◆ **Prompt**: Rewrite all of the entries below with every occurrence of "сервиса" changed to "услуги" and everything else left as is. Leave the pictures out of your output.

>>>

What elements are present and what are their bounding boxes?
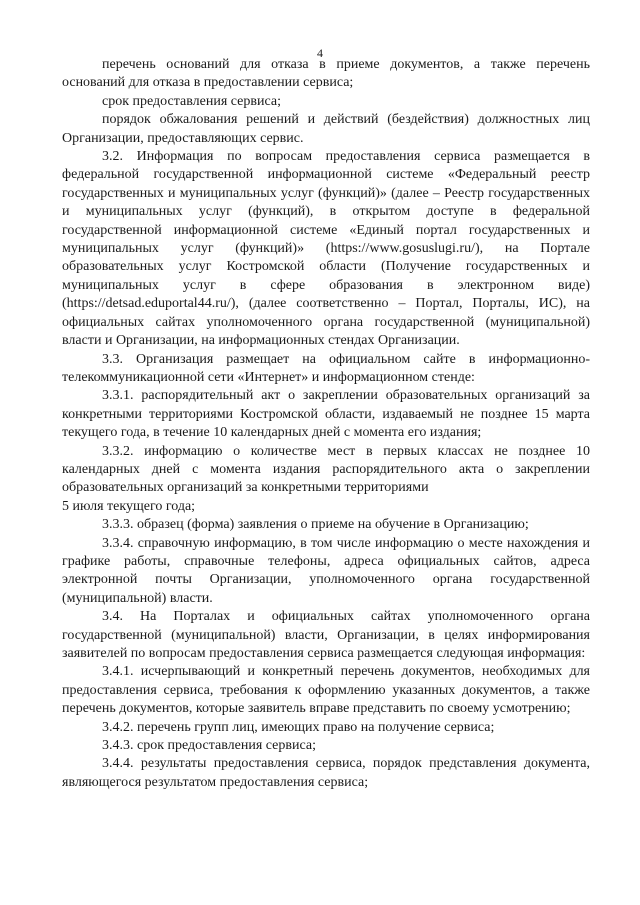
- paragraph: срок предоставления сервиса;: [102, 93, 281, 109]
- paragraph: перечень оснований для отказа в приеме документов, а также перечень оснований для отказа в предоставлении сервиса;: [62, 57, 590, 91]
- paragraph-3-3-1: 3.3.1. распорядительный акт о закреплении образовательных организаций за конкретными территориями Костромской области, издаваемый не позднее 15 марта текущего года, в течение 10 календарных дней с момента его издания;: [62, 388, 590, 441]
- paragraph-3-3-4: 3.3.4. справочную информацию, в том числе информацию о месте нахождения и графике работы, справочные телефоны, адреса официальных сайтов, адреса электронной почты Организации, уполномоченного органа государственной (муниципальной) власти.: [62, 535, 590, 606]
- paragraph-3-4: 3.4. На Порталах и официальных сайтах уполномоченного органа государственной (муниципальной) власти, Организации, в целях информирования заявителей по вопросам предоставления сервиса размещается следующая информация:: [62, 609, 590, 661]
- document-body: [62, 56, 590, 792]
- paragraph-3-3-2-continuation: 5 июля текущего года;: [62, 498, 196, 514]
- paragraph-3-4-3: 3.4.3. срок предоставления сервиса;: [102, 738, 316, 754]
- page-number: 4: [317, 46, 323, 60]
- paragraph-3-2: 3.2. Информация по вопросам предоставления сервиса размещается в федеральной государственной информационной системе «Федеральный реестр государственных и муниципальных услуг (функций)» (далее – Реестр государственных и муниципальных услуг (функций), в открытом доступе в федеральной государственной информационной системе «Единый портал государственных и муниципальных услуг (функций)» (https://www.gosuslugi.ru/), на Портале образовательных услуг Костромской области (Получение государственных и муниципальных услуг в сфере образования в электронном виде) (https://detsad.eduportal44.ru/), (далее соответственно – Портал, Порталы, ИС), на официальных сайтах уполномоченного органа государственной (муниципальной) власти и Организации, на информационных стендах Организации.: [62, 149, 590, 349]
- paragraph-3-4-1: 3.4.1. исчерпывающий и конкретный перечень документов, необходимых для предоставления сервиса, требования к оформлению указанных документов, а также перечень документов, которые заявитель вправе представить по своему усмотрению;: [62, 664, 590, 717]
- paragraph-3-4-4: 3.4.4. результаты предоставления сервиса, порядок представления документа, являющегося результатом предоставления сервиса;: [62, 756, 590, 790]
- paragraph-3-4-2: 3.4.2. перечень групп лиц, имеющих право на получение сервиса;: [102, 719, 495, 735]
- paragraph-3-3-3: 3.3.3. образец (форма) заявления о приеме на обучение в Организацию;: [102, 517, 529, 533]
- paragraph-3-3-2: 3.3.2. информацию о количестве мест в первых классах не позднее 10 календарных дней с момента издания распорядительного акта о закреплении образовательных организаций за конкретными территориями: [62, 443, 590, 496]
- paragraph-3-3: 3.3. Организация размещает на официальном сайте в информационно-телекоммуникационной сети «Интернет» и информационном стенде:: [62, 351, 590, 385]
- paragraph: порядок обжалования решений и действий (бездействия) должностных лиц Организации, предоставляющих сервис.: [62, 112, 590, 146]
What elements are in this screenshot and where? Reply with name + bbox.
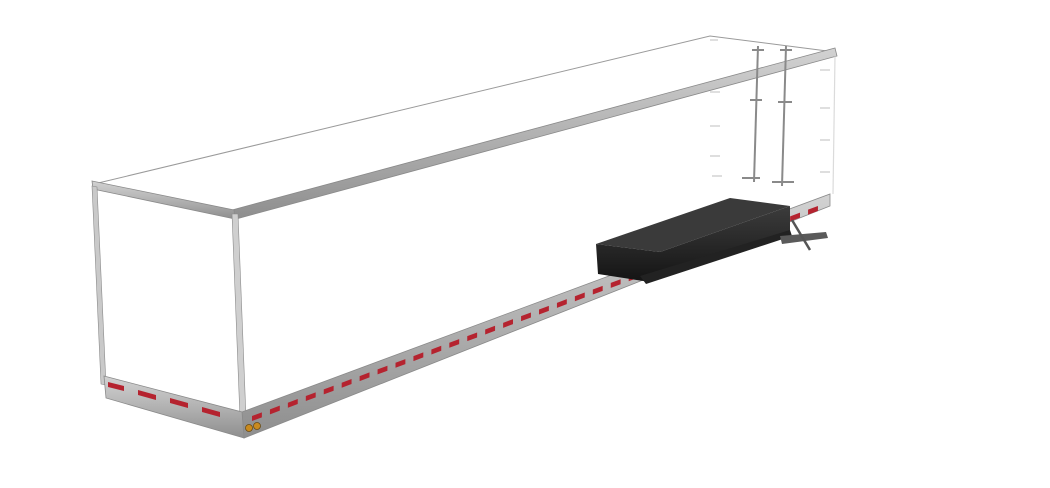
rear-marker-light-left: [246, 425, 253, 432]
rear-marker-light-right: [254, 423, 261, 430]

<<<

◆ **The completed task**:
What elements are present and what are their bounding boxes?
- paragraph: срок предоставления услуги;: [102, 93, 281, 109]
- paragraph: перечень оснований для отказа в приеме документов, а также перечень оснований для отказа в предоставлении услуги;: [62, 57, 590, 91]
- paragraph-3-3-1: 3.3.1. распорядительный акт о закреплении образовательных организаций за конкретными территориями Костромской области, издаваемый не позднее 15 марта текущего года, в течение 10 календарных дней с момента его издания;: [62, 388, 590, 441]
- paragraph-3-3-4: 3.3.4. справочную информацию, в том числе информацию о месте нахождения и графике работы, справочные телефоны, адреса официальных сайтов, адреса электронной почты Организации, уполномоченного органа государственной (муниципальной) власти.: [62, 535, 590, 606]
- paragraph-3-4: 3.4. На Порталах и официальных сайтах уполномоченного органа государственной (муниципальной) власти, Организации, в целях информирования заявителей по вопросам предоставления услуги размещается следующая информация:: [62, 609, 590, 661]
- document-body: [62, 56, 590, 792]
- paragraph-3-3-2-continuation: 5 июля текущего года;: [62, 498, 196, 514]
- paragraph-3-4-3: 3.4.3. срок предоставления услуги;: [102, 738, 316, 754]
- page-number: 4: [317, 46, 323, 60]
- paragraph-3-2: 3.2. Информация по вопросам предоставления услуги размещается в федеральной государственной информационной системе «Федеральный реестр государственных и муниципальных услуг (функций)» (далее – Реестр государственных и муниципальных услуг (функций), в открытом доступе в федеральной государственной информационной системе «Единый портал государственных и муниципальных услуг (функций)» (https://www.gosuslugi.ru/), на Портале образовательных услуг Костромской области (Получение государственных и муниципальных услуг в сфере образования в электронном виде) (https://detsad.eduportal44.ru/), (далее соответственно – Портал, Порталы, ИС), на официальных сайтах уполномоченного органа государственной (муниципальной) власти и Организации, на информационных стендах Организации.: [62, 149, 590, 349]
- paragraph-3-4-1: 3.4.1. исчерпывающий и конкретный перечень документов, необходимых для предоставления услуги, требования к оформлению указанных документов, а также перечень документов, которые заявитель вправе представить по своему усмотрению;: [62, 664, 590, 717]
- paragraph-3-4-4: 3.4.4. результаты предоставления услуги, порядок представления документа, являющегося результатом предоставления услуги;: [62, 756, 590, 790]
- paragraph-3-4-2: 3.4.2. перечень групп лиц, имеющих право на получение услуги;: [102, 719, 495, 735]
- paragraph-3-3-3: 3.3.3. образец (форма) заявления о приеме на обучение в Организацию;: [102, 517, 529, 533]
- paragraph-3-3-2: 3.3.2. информацию о количестве мест в первых классах не позднее 10 календарных дней с момента издания распорядительного акта о закреплении образовательных организаций за конкретными территориями: [62, 443, 590, 496]
- paragraph-3-3: 3.3. Организация размещает на официальном сайте в информационно-телекоммуникационной сети «Интернет» и информационном стенде:: [62, 351, 590, 385]
- paragraph: порядок обжалования решений и действий (бездействия) должностных лиц Организации, предоставляющих сервис.: [62, 112, 590, 146]
What elements are in this screenshot and where? Reply with name + bbox.
rear-marker-light-left: [246, 425, 253, 432]
rear-marker-light-right: [254, 423, 261, 430]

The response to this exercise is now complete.